Your instructions: Produce the listing below again, exactly as shown.

Dataset extract:
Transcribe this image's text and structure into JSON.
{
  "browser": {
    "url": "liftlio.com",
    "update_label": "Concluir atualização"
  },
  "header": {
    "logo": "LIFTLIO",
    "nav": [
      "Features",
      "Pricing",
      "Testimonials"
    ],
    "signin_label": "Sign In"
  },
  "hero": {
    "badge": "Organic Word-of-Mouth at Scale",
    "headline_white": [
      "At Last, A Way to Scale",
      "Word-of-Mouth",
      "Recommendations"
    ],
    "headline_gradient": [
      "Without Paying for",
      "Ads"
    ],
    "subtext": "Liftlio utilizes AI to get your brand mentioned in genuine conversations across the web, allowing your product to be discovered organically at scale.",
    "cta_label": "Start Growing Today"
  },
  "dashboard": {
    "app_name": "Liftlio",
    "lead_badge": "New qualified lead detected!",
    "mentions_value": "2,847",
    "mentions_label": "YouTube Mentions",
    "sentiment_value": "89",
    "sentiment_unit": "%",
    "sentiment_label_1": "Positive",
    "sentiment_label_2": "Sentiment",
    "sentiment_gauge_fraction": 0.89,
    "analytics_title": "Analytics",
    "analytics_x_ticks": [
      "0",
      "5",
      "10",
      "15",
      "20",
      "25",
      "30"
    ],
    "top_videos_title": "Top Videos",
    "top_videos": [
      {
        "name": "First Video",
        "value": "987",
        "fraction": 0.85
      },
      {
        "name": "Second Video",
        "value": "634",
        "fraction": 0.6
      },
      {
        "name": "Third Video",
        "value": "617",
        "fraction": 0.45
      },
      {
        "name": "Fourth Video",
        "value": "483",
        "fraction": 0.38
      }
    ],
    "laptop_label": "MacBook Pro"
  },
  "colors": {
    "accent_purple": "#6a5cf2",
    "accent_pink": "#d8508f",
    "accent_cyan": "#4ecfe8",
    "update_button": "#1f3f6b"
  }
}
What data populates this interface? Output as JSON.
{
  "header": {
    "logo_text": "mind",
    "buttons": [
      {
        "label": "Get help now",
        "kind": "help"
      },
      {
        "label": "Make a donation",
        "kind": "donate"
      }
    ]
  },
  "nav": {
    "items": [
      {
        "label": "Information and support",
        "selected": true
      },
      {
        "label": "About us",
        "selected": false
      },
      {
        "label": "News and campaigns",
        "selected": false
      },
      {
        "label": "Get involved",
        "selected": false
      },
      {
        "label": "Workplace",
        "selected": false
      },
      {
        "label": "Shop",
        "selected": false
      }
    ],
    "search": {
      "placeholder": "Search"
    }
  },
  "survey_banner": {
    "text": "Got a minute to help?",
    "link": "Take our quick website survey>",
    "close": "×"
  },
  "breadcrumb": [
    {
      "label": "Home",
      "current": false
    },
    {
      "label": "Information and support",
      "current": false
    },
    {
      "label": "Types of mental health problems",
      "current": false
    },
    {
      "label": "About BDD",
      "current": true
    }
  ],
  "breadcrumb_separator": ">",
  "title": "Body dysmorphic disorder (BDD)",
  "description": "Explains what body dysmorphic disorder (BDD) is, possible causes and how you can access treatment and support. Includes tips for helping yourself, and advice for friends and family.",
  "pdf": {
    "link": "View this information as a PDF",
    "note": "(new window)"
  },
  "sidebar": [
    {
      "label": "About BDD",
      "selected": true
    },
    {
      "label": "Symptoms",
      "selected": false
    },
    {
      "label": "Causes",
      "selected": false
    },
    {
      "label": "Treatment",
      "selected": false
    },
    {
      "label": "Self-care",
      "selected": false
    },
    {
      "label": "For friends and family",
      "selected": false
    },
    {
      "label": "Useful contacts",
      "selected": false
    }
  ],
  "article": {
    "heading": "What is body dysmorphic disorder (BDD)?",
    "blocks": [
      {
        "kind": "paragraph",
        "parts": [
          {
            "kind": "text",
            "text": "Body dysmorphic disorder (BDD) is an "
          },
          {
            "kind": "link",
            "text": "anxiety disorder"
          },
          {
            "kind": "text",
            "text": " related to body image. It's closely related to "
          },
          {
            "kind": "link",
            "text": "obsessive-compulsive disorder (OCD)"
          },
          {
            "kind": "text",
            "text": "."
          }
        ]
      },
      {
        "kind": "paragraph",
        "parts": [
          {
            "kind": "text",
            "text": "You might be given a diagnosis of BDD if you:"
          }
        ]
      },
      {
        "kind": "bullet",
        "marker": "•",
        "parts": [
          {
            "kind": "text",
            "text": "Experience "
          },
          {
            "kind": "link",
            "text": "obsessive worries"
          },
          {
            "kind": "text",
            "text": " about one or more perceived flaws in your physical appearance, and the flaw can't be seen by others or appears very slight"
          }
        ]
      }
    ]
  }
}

Output for this task:
Transcribe this image's text and structure into JSON.
{
  "browser": {
    "url": "liftlio.com",
    "update_label": "Concluir atualização"
  },
  "header": {
    "logo": "LIFTLIO",
    "nav": [
      "Features",
      "Pricing",
      "Testimonials"
    ],
    "signin_label": "Sign In"
  },
  "hero": {
    "badge": "Organic Word-of-Mouth at Scale",
    "headline_white": [
      "At Last, A Way to Scale",
      "Word-of-Mouth",
      "Recommendations"
    ],
    "headline_gradient": [
      "Without Paying for",
      "Ads"
    ],
    "subtext": "Liftlio utilizes AI to get your brand mentioned in genuine conversations across the web, allowing your product to be discovered organically at scale.",
    "cta_label": "Start Growing Today"
  },
  "dashboard": {
    "app_name": "Liftlio",
    "lead_badge": "New qualified lead detected!",
    "mentions_value": "2,847",
    "mentions_label": "YouTube Mentions",
    "sentiment_value": "89",
    "sentiment_unit": "%",
    "sentiment_label_1": "Positive",
    "sentiment_label_2": "Sentiment",
    "sentiment_gauge_fraction": 0.89,
    "analytics_title": "Analytics",
    "analytics_x_ticks": [
      "0",
      "5",
      "10",
      "15",
      "20",
      "25",
      "30"
    ],
    "top_videos_title": "Top Videos",
    "top_videos": [
      {
        "name": "First Video",
        "value": "987",
        "fraction": 0.85
      },
      {
        "name": "Second Video",
        "value": "634",
        "fraction": 0.6
      },
      {
        "name": "Third Video",
        "value": "617",
        "fraction": 0.45
      },
      {
        "name": "Fourth Video",
        "value": "483",
        "fraction": 0.38
      }
    ],
    "laptop_label": "MacBook Pro"
  },
  "colors": {
    "accent_purple": "#6a5cf2",
    "accent_pink": "#d8508f",
    "accent_cyan": "#4ecfe8",
    "update_button": "#1f3f6b"
  }
}
What data populates this interface? Output as JSON.
{
  "header": {
    "logo_text": "mind",
    "buttons": [
      {
        "label": "Get help now",
        "kind": "help"
      },
      {
        "label": "Make a donation",
        "kind": "donate"
      }
    ]
  },
  "nav": {
    "items": [
      {
        "label": "Information and support",
        "selected": true
      },
      {
        "label": "About us",
        "selected": false
      },
      {
        "label": "News and campaigns",
        "selected": false
      },
      {
        "label": "Get involved",
        "selected": false
      },
      {
        "label": "Workplace",
        "selected": false
      },
      {
        "label": "Shop",
        "selected": false
      }
    ],
    "search": {
      "placeholder": "Search"
    }
  },
  "survey_banner": {
    "text": "Got a minute to help?",
    "link": "Take our quick website survey>",
    "close": "×"
  },
  "breadcrumb": [
    {
      "label": "Home",
      "current": false
    },
    {
      "label": "Information and support",
      "current": false
    },
    {
      "label": "Types of mental health problems",
      "current": false
    },
    {
      "label": "About BDD",
      "current": true
    }
  ],
  "breadcrumb_separator": ">",
  "title": "Body dysmorphic disorder (BDD)",
  "description": "Explains what body dysmorphic disorder (BDD) is, possible causes and how you can access treatment and support. Includes tips for helping yourself, and advice for friends and family.",
  "pdf": {
    "link": "View this information as a PDF",
    "note": "(new window)"
  },
  "sidebar": [
    {
      "label": "About BDD",
      "selected": true
    },
    {
      "label": "Symptoms",
      "selected": false
    },
    {
      "label": "Causes",
      "selected": false
    },
    {
      "label": "Treatment",
      "selected": false
    },
    {
      "label": "Self-care",
      "selected": false
    },
    {
      "label": "For friends and family",
      "selected": false
    },
    {
      "label": "Useful contacts",
      "selected": false
    }
  ],
  "article": {
    "heading": "What is body dysmorphic disorder (BDD)?",
    "blocks": [
      {
        "kind": "paragraph",
        "parts": [
          {
            "kind": "text",
            "text": "Body dysmorphic disorder (BDD) is an "
          },
          {
            "kind": "link",
            "text": "anxiety disorder"
          },
          {
            "kind": "text",
            "text": " related to body image. It's closely related to "
          },
          {
            "kind": "link",
            "text": "obsessive-compulsive disorder (OCD)"
          },
          {
            "kind": "text",
            "text": "."
          }
        ]
      },
      {
        "kind": "paragraph",
        "parts": [
          {
            "kind": "text",
            "text": "You might be given a diagnosis of BDD if you:"
          }
        ]
      },
      {
        "kind": "bullet",
        "marker": "•",
        "parts": [
          {
            "kind": "text",
            "text": "Experience "
          },
          {
            "kind": "link",
            "text": "obsessive worries"
          },
          {
            "kind": "text",
            "text": " about one or more perceived flaws in your physical appearance, and the flaw can't be seen by others or appears very slight"
          }
        ]
      }
    ]
  }
}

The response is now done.